Examine the material below. Gather every line in which the string "values" appears.

#####

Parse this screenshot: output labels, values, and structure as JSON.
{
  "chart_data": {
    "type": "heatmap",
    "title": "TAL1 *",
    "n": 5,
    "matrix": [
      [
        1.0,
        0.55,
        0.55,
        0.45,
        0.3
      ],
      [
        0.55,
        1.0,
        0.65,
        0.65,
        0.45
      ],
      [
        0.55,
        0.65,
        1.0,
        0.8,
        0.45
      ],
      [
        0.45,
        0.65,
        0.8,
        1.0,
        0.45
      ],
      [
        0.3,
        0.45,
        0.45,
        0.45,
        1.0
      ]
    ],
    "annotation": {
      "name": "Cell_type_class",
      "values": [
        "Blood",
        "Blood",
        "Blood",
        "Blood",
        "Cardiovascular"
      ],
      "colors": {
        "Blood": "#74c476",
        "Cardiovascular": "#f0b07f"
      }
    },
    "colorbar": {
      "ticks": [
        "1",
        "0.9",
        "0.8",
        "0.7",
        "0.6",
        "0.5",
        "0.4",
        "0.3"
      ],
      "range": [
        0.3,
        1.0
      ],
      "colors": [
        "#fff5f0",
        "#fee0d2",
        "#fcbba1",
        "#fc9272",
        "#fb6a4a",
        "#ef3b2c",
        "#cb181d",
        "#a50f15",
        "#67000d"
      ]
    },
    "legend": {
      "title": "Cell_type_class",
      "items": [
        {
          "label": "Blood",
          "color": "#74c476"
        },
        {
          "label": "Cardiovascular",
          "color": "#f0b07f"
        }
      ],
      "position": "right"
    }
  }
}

#####

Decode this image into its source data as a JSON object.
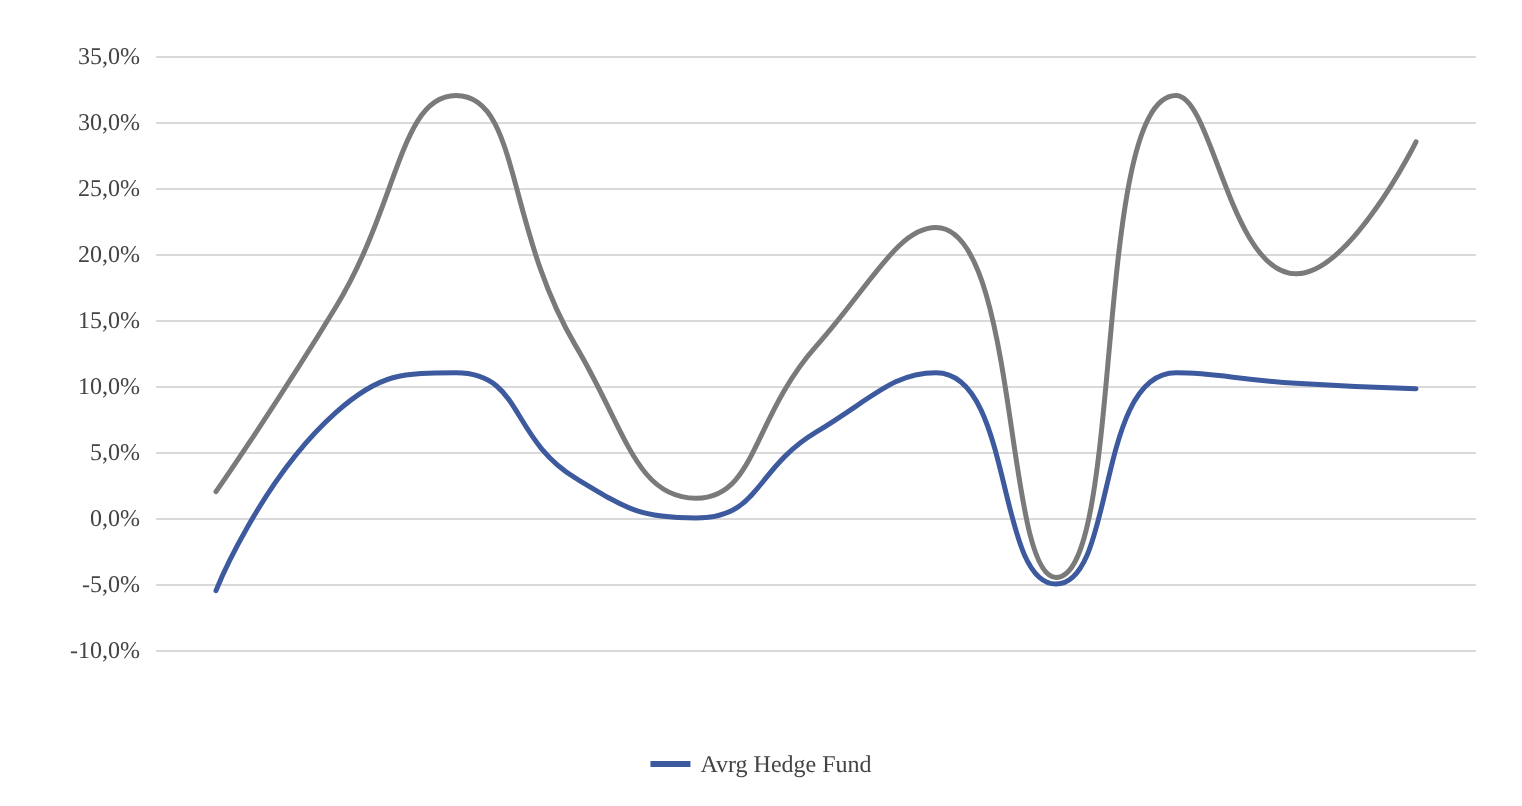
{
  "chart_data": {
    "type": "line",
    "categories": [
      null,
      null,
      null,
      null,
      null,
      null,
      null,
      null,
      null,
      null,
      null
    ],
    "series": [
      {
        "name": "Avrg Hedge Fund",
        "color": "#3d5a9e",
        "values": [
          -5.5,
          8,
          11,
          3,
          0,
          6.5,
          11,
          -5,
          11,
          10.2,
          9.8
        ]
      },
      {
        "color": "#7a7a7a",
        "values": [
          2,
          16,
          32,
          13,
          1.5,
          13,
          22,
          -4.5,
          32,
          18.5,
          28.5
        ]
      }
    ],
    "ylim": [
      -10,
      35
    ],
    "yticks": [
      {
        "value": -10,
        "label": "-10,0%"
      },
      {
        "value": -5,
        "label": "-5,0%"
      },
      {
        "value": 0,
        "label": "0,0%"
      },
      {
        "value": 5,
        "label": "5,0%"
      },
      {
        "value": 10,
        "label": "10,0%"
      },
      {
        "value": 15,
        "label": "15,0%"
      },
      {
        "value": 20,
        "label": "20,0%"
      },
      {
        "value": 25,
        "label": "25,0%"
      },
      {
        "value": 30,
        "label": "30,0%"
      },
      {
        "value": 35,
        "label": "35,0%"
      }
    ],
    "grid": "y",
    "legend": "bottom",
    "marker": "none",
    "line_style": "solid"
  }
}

#####

Solution:
Parse this screenshot: output labels, values, and structure as JSON.
      "values": [
        "values": [
        "values": [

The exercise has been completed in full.